REQUEST:
In the records that follow, locate every line with "Emmaboda" and extract it.

RECORDS FOR THE TASK:
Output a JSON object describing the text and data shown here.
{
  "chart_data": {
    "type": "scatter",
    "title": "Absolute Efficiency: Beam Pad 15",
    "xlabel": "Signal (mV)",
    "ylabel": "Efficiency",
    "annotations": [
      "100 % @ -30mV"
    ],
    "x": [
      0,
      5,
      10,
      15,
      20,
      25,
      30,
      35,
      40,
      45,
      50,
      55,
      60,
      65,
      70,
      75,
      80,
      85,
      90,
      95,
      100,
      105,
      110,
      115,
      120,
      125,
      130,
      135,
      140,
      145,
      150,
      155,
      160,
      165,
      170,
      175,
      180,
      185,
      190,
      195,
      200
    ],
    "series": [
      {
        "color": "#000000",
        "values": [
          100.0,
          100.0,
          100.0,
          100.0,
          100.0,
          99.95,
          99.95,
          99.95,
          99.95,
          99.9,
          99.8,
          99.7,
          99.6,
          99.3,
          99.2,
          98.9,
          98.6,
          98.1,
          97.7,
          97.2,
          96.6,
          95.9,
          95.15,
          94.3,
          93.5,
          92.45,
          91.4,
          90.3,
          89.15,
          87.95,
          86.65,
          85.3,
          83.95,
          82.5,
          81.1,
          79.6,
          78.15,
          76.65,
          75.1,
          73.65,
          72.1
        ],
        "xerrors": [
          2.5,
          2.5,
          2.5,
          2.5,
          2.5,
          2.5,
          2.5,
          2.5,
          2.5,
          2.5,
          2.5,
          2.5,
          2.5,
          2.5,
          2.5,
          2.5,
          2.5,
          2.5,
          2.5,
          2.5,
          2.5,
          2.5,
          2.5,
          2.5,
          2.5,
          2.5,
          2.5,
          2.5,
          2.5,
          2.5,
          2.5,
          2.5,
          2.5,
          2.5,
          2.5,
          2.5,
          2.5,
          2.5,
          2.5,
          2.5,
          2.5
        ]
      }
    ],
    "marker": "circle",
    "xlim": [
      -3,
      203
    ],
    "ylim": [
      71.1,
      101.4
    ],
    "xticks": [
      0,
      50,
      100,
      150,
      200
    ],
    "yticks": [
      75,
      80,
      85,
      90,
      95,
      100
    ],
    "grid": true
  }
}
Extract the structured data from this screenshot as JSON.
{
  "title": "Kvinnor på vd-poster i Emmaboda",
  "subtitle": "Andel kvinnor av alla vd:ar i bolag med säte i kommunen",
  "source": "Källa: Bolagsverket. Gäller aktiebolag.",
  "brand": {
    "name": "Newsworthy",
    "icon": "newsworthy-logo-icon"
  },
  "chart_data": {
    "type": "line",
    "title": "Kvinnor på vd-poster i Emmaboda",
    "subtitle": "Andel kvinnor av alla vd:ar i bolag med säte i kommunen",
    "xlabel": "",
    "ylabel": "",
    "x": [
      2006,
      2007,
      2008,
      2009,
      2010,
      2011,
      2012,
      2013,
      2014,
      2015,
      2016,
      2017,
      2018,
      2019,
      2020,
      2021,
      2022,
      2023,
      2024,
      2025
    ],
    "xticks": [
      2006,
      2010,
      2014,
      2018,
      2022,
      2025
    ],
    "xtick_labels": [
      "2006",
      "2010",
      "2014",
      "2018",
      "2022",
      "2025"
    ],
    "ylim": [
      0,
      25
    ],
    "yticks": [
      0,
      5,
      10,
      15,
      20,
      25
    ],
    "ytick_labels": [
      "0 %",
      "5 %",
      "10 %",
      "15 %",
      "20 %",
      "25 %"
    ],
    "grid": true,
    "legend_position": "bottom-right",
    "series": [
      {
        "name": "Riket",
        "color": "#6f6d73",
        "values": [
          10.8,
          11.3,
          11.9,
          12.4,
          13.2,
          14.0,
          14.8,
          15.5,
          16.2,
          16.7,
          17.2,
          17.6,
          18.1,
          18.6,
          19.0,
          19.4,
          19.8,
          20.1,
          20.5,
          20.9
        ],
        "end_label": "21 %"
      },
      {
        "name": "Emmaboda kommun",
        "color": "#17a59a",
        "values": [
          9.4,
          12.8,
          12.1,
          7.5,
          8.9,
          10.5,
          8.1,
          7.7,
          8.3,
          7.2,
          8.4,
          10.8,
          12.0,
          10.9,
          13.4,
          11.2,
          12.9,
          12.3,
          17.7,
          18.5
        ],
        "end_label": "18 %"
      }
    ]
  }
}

RESULT:
  "title": "Kvinnor på vd-poster i Emmaboda",
    "title": "Kvinnor på vd-poster i Emmaboda",
        "name": "Emmaboda kommun",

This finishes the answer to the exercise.